Begin GIVEN RECORDS
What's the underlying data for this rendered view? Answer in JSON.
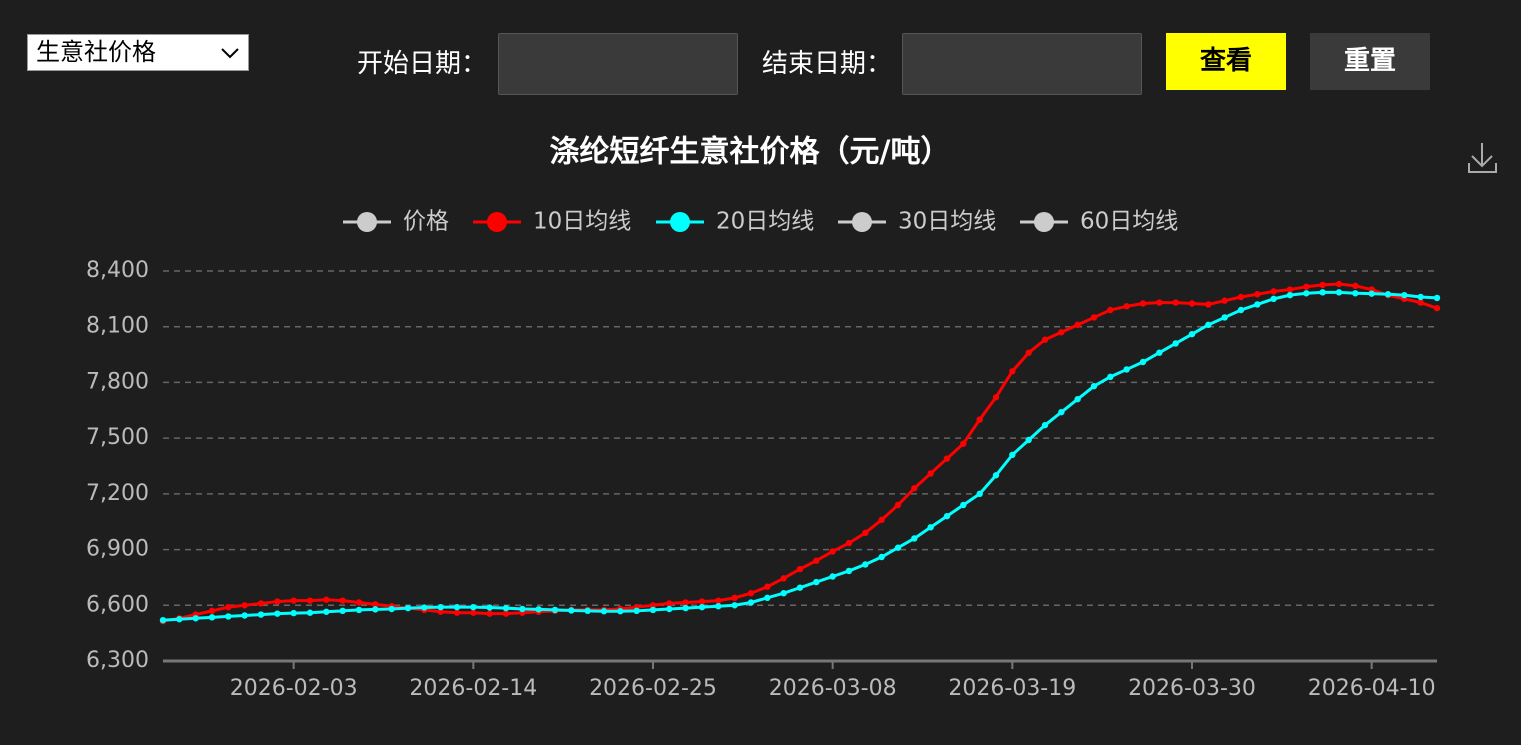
{
  "controls": {
    "select": "生意社价格",
    "start_label": "开始日期：",
    "end_label": "结束日期：",
    "view_button": "查看",
    "reset_button": "重置"
  },
  "chart_data": {
    "type": "line",
    "title": "涤纶短纤生意社价格（元/吨）",
    "x": [
      "2026-01-26",
      "2026-01-27",
      "2026-01-28",
      "2026-01-29",
      "2026-01-30",
      "2026-01-31",
      "2026-02-01",
      "2026-02-02",
      "2026-02-03",
      "2026-02-04",
      "2026-02-05",
      "2026-02-06",
      "2026-02-07",
      "2026-02-08",
      "2026-02-09",
      "2026-02-10",
      "2026-02-11",
      "2026-02-12",
      "2026-02-13",
      "2026-02-14",
      "2026-02-15",
      "2026-02-16",
      "2026-02-17",
      "2026-02-18",
      "2026-02-19",
      "2026-02-20",
      "2026-02-21",
      "2026-02-22",
      "2026-02-23",
      "2026-02-24",
      "2026-02-25",
      "2026-02-26",
      "2026-02-27",
      "2026-02-28",
      "2026-03-01",
      "2026-03-02",
      "2026-03-03",
      "2026-03-04",
      "2026-03-05",
      "2026-03-06",
      "2026-03-07",
      "2026-03-08",
      "2026-03-09",
      "2026-03-10",
      "2026-03-11",
      "2026-03-12",
      "2026-03-13",
      "2026-03-14",
      "2026-03-15",
      "2026-03-16",
      "2026-03-17",
      "2026-03-18",
      "2026-03-19",
      "2026-03-20",
      "2026-03-21",
      "2026-03-22",
      "2026-03-23",
      "2026-03-24",
      "2026-03-25",
      "2026-03-26",
      "2026-03-27",
      "2026-03-28",
      "2026-03-29",
      "2026-03-30",
      "2026-03-31",
      "2026-04-01",
      "2026-04-02",
      "2026-04-03",
      "2026-04-04",
      "2026-04-05",
      "2026-04-06",
      "2026-04-07",
      "2026-04-08",
      "2026-04-09",
      "2026-04-10",
      "2026-04-11",
      "2026-04-12",
      "2026-04-13",
      "2026-04-14"
    ],
    "xticks": [
      "2026-02-03",
      "2026-02-14",
      "2026-02-25",
      "2026-03-08",
      "2026-03-19",
      "2026-03-30",
      "2026-04-10"
    ],
    "series": [
      {
        "name": "价格",
        "color": "#cccccc",
        "visible": false
      },
      {
        "name": "10日均线",
        "color": "#ff0000",
        "visible": true,
        "values": [
          6515,
          6530,
          6550,
          6570,
          6590,
          6600,
          6610,
          6620,
          6625,
          6625,
          6630,
          6625,
          6615,
          6605,
          6595,
          6585,
          6575,
          6565,
          6560,
          6560,
          6555,
          6555,
          6560,
          6565,
          6570,
          6575,
          6575,
          6575,
          6580,
          6590,
          6600,
          6610,
          6615,
          6620,
          6625,
          6640,
          6665,
          6700,
          6745,
          6795,
          6840,
          6890,
          6935,
          6990,
          7060,
          7140,
          7230,
          7310,
          7390,
          7470,
          7600,
          7720,
          7860,
          7960,
          8030,
          8070,
          8110,
          8150,
          8190,
          8210,
          8225,
          8230,
          8230,
          8225,
          8220,
          8240,
          8260,
          8275,
          8290,
          8300,
          8315,
          8325,
          8330,
          8320,
          8300,
          8270,
          8250,
          8230,
          8200
        ]
      },
      {
        "name": "20日均线",
        "color": "#00ffff",
        "visible": true,
        "values": [
          6520,
          6525,
          6530,
          6535,
          6540,
          6545,
          6550,
          6555,
          6558,
          6560,
          6565,
          6570,
          6575,
          6578,
          6580,
          6585,
          6588,
          6590,
          6590,
          6590,
          6588,
          6585,
          6580,
          6578,
          6575,
          6572,
          6570,
          6568,
          6568,
          6570,
          6575,
          6580,
          6585,
          6590,
          6595,
          6600,
          6615,
          6640,
          6665,
          6695,
          6725,
          6755,
          6785,
          6820,
          6860,
          6910,
          6960,
          7020,
          7080,
          7140,
          7200,
          7300,
          7410,
          7490,
          7570,
          7640,
          7710,
          7780,
          7830,
          7870,
          7910,
          7960,
          8010,
          8060,
          8110,
          8150,
          8190,
          8220,
          8250,
          8270,
          8280,
          8285,
          8285,
          8280,
          8278,
          8275,
          8270,
          8260,
          8255
        ]
      },
      {
        "name": "30日均线",
        "color": "#cccccc",
        "visible": false
      },
      {
        "name": "60日均线",
        "color": "#cccccc",
        "visible": false
      }
    ],
    "ylim": [
      6300,
      8400
    ],
    "yticks": [
      {
        "value": 6300,
        "label": "6,300"
      },
      {
        "value": 6600,
        "label": "6,600"
      },
      {
        "value": 6900,
        "label": "6,900"
      },
      {
        "value": 7200,
        "label": "7,200"
      },
      {
        "value": 7500,
        "label": "7,500"
      },
      {
        "value": 7800,
        "label": "7,800"
      },
      {
        "value": 8100,
        "label": "8,100"
      },
      {
        "value": 8400,
        "label": "8,400"
      }
    ],
    "grid": true
  }
}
End GIVEN RECORDS
WHAT THE EXERCISE ASKS → Identify and copy the lines holding the word "name".

CORRECT RESULT →
        "name": "价格",
        "name": "10日均线",
        "name": "20日均线",
        "name": "30日均线",
        "name": "60日均线",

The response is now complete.